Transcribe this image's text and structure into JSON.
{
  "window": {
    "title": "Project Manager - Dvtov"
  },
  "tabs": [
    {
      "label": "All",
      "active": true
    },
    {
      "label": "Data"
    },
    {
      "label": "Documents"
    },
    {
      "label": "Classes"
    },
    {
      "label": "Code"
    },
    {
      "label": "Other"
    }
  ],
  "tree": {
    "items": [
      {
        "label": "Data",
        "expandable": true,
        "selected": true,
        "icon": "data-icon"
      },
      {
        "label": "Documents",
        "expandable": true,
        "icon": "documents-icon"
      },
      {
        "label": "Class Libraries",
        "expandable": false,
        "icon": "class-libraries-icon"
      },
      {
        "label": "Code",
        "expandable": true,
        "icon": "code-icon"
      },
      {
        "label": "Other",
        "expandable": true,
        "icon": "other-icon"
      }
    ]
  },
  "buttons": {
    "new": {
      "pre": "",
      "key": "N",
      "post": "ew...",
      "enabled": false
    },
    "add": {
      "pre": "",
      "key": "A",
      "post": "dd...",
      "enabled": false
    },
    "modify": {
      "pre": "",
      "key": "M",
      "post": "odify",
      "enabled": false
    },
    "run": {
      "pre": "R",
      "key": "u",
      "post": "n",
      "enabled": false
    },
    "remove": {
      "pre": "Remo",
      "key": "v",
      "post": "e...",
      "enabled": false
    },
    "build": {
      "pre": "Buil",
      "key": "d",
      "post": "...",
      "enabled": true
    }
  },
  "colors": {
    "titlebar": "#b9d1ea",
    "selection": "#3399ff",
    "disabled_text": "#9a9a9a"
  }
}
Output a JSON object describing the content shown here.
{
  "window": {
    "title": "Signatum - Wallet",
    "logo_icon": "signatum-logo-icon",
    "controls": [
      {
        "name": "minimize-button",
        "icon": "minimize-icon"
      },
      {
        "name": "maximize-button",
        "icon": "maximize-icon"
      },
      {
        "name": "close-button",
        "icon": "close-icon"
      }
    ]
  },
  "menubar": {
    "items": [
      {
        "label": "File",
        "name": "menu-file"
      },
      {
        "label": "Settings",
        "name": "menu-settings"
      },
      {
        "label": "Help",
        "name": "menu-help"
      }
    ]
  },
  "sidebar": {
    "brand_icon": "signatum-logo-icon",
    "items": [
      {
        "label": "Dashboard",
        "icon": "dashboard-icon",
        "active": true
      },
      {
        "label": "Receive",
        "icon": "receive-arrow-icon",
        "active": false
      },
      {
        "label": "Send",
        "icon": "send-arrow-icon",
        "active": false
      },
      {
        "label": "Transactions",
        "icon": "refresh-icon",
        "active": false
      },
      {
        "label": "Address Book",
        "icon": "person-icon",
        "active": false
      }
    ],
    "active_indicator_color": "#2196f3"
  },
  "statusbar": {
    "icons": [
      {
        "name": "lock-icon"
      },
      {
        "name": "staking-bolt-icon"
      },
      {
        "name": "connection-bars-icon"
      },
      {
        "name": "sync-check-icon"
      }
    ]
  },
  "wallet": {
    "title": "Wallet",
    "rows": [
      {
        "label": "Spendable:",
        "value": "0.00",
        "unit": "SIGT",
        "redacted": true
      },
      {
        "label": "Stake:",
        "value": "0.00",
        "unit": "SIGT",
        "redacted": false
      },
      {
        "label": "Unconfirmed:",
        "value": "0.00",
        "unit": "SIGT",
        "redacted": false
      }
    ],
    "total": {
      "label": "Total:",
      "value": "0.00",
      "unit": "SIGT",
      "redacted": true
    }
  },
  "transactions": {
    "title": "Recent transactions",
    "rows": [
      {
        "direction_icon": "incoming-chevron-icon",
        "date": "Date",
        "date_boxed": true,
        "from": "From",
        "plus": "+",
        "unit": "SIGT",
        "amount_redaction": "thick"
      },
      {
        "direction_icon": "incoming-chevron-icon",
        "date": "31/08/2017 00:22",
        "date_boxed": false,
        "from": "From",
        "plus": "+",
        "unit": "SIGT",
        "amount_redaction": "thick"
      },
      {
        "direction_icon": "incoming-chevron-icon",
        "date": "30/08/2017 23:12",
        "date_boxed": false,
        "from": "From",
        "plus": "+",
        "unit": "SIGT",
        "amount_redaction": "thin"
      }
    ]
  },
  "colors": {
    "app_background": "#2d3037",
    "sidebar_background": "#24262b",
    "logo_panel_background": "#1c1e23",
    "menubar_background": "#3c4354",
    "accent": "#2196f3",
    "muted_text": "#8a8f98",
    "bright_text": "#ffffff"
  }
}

The request:
Each line above that includes "maximize" should be shown.

Response:
        "name": "maximize-button",
        "icon": "maximize-icon"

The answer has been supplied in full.